Task objective >>
Copy each line of the items below verbatim.

>> BEGIN Extracted material

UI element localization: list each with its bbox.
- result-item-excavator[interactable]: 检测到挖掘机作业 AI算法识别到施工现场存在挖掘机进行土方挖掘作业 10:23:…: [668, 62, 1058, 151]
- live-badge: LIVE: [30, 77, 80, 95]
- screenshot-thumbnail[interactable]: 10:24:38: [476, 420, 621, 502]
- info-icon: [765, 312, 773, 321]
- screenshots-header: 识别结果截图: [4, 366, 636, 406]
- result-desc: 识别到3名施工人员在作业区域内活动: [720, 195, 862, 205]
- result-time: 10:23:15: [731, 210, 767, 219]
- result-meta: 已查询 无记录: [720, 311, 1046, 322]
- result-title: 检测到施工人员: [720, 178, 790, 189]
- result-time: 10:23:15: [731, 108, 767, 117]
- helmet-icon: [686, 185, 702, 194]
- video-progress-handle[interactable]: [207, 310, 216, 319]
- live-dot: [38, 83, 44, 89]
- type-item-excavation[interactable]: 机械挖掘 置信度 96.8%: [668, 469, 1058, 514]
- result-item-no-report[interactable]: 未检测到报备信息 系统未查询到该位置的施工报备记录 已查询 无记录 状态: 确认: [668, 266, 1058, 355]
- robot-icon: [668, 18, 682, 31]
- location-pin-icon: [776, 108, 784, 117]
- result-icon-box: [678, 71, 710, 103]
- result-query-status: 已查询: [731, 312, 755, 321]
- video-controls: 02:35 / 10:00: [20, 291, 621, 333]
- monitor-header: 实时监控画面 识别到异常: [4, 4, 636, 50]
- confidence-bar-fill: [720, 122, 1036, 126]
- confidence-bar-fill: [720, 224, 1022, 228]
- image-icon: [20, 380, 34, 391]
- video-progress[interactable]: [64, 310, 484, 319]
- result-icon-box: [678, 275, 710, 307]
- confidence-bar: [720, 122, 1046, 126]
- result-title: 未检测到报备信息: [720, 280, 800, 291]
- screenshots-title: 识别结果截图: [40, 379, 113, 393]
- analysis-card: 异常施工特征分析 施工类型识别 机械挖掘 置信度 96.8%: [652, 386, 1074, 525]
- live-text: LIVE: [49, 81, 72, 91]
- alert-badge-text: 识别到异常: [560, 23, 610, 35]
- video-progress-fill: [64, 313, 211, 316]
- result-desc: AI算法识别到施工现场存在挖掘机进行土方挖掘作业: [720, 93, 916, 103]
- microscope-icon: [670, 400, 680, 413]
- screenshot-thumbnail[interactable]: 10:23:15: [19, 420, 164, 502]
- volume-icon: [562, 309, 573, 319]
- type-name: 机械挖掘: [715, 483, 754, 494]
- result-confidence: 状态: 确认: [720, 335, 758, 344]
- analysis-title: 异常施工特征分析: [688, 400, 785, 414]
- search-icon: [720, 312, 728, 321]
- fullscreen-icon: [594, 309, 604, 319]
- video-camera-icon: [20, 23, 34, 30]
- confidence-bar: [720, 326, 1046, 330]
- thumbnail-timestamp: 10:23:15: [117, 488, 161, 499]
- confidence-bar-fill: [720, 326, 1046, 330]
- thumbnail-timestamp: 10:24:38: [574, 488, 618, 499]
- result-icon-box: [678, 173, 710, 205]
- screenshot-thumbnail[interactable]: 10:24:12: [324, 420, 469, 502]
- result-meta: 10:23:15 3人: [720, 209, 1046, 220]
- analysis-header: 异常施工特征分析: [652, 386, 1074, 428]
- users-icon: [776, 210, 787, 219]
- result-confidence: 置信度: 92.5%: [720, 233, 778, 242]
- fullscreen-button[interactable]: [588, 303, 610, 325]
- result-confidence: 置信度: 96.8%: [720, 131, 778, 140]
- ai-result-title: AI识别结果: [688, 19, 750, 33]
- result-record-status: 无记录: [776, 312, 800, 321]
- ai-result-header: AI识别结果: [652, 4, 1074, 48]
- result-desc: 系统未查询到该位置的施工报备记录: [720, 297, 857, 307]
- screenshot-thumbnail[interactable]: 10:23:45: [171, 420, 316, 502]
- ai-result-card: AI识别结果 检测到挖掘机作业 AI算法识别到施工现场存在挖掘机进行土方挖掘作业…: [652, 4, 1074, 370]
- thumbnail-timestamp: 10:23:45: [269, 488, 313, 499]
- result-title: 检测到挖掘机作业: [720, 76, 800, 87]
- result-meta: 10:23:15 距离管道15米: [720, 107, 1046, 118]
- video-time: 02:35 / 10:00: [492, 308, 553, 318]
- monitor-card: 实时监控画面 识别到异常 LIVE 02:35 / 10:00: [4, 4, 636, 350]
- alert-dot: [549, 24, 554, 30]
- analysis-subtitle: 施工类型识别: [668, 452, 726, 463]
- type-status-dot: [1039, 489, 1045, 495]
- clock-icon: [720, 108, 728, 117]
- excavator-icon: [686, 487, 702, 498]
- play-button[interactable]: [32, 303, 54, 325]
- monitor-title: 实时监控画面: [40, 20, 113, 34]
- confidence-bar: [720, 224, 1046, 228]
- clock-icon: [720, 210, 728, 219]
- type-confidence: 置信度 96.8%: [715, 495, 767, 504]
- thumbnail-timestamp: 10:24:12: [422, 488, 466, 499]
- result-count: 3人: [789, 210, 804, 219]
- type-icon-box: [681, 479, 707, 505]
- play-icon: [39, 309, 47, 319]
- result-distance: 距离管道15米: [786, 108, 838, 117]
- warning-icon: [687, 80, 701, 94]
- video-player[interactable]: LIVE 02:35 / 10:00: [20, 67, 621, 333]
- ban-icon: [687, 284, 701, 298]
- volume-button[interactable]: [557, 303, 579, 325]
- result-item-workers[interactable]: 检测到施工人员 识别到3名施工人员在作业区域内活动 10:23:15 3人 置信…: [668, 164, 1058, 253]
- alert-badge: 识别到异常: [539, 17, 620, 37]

>> END Extracted material

Solution to the exercise >>
UI element localization: list each with its bbox.
- result-item-excavator[interactable]: 检测到挖掘机作业 AI算法识别到施工现场存在挖掘机进行土方挖掘作业 10:23:…: [668, 62, 1058, 151]
- live-badge: LIVE: [30, 77, 80, 95]
- screenshot-thumbnail[interactable]: 10:24:38: [476, 420, 621, 502]
- info-icon: [765, 312, 773, 321]
- screenshots-header: 识别结果截图: [4, 366, 636, 406]
- result-desc: 识别到3名施工人员在作业区域内活动: [720, 195, 862, 205]
- result-time: 10:23:15: [731, 210, 767, 219]
- result-meta: 已查询 无记录: [720, 311, 1046, 322]
- result-title: 检测到施工人员: [720, 178, 790, 189]
- result-time: 10:23:15: [731, 108, 767, 117]
- helmet-icon: [686, 185, 702, 194]
- video-progress-handle[interactable]: [207, 310, 216, 319]
- live-dot: [38, 83, 44, 89]
- type-item-excavation[interactable]: 机械挖掘 置信度 96.8%: [668, 469, 1058, 514]
- result-item-no-report[interactable]: 未检测到报备信息 系统未查询到该位置的施工报备记录 已查询 无记录 状态: 确认: [668, 266, 1058, 355]
- robot-icon: [668, 18, 682, 31]
- location-pin-icon: [776, 108, 784, 117]
- result-icon-box: [678, 71, 710, 103]
- result-query-status: 已查询: [731, 312, 755, 321]
- video-controls: 02:35 / 10:00: [20, 291, 621, 333]
- monitor-header: 实时监控画面 识别到异常: [4, 4, 636, 50]
- confidence-bar-fill: [720, 122, 1036, 126]
- confidence-bar-fill: [720, 224, 1022, 228]
- image-icon: [20, 380, 34, 391]
- video-progress[interactable]: [64, 310, 484, 319]
- result-icon-box: [678, 275, 710, 307]
- confidence-bar: [720, 122, 1046, 126]
- result-title: 未检测到报备信息: [720, 280, 800, 291]
- screenshots-title: 识别结果截图: [40, 379, 113, 393]
- analysis-card: 异常施工特征分析 施工类型识别 机械挖掘 置信度 96.8%: [652, 386, 1074, 525]
- live-text: LIVE: [49, 81, 72, 91]
- alert-badge-text: 识别到异常: [560, 23, 610, 35]
- video-progress-fill: [64, 313, 211, 316]
- result-desc: AI算法识别到施工现场存在挖掘机进行土方挖掘作业: [720, 93, 916, 103]
- microscope-icon: [670, 400, 680, 413]
- screenshot-thumbnail[interactable]: 10:23:15: [19, 420, 164, 502]
- volume-icon: [562, 309, 573, 319]
- type-name: 机械挖掘: [715, 483, 754, 494]
- result-confidence: 状态: 确认: [720, 335, 758, 344]
- analysis-title: 异常施工特征分析: [688, 400, 785, 414]
- search-icon: [720, 312, 728, 321]
- fullscreen-icon: [594, 309, 604, 319]
- video-camera-icon: [20, 23, 34, 30]
- confidence-bar: [720, 326, 1046, 330]
- thumbnail-timestamp: 10:23:15: [117, 488, 161, 499]
- confidence-bar-fill: [720, 326, 1046, 330]
- thumbnail-timestamp: 10:24:38: [574, 488, 618, 499]
- result-icon-box: [678, 173, 710, 205]
- screenshot-thumbnail[interactable]: 10:24:12: [324, 420, 469, 502]
- result-meta: 10:23:15 3人: [720, 209, 1046, 220]
- analysis-header: 异常施工特征分析: [652, 386, 1074, 428]
- users-icon: [776, 210, 787, 219]
- result-confidence: 置信度: 92.5%: [720, 233, 778, 242]
- fullscreen-button[interactable]: [588, 303, 610, 325]
- result-confidence: 置信度: 96.8%: [720, 131, 778, 140]
- ai-result-title: AI识别结果: [688, 19, 750, 33]
- result-record-status: 无记录: [776, 312, 800, 321]
- ai-result-header: AI识别结果: [652, 4, 1074, 48]
- result-desc: 系统未查询到该位置的施工报备记录: [720, 297, 857, 307]
- screenshot-thumbnail[interactable]: 10:23:45: [171, 420, 316, 502]
- ai-result-card: AI识别结果 检测到挖掘机作业 AI算法识别到施工现场存在挖掘机进行土方挖掘作业…: [652, 4, 1074, 370]
- thumbnail-timestamp: 10:23:45: [269, 488, 313, 499]
- result-title: 检测到挖掘机作业: [720, 76, 800, 87]
- result-meta: 10:23:15 距离管道15米: [720, 107, 1046, 118]
- video-time: 02:35 / 10:00: [492, 308, 553, 318]
- monitor-card: 实时监控画面 识别到异常 LIVE 02:35 / 10:00: [4, 4, 636, 350]
- alert-dot: [549, 24, 554, 30]
- analysis-subtitle: 施工类型识别: [668, 452, 726, 463]
- type-status-dot: [1039, 489, 1045, 495]
- clock-icon: [720, 108, 728, 117]
- excavator-icon: [686, 487, 702, 498]
- play-button[interactable]: [32, 303, 54, 325]
- monitor-title: 实时监控画面: [40, 20, 113, 34]
- confidence-bar: [720, 224, 1046, 228]
- clock-icon: [720, 210, 728, 219]
- type-confidence: 置信度 96.8%: [715, 495, 767, 504]
- thumbnail-timestamp: 10:24:12: [422, 488, 466, 499]
- result-count: 3人: [789, 210, 804, 219]
- type-icon-box: [681, 479, 707, 505]
- play-icon: [39, 309, 47, 319]
- result-distance: 距离管道15米: [786, 108, 838, 117]
- warning-icon: [687, 80, 701, 94]
- video-player[interactable]: LIVE 02:35 / 10:00: [20, 67, 621, 333]
- ban-icon: [687, 284, 701, 298]
- volume-button[interactable]: [557, 303, 579, 325]
- result-item-workers[interactable]: 检测到施工人员 识别到3名施工人员在作业区域内活动 10:23:15 3人 置信…: [668, 164, 1058, 253]
- alert-badge: 识别到异常: [539, 17, 620, 37]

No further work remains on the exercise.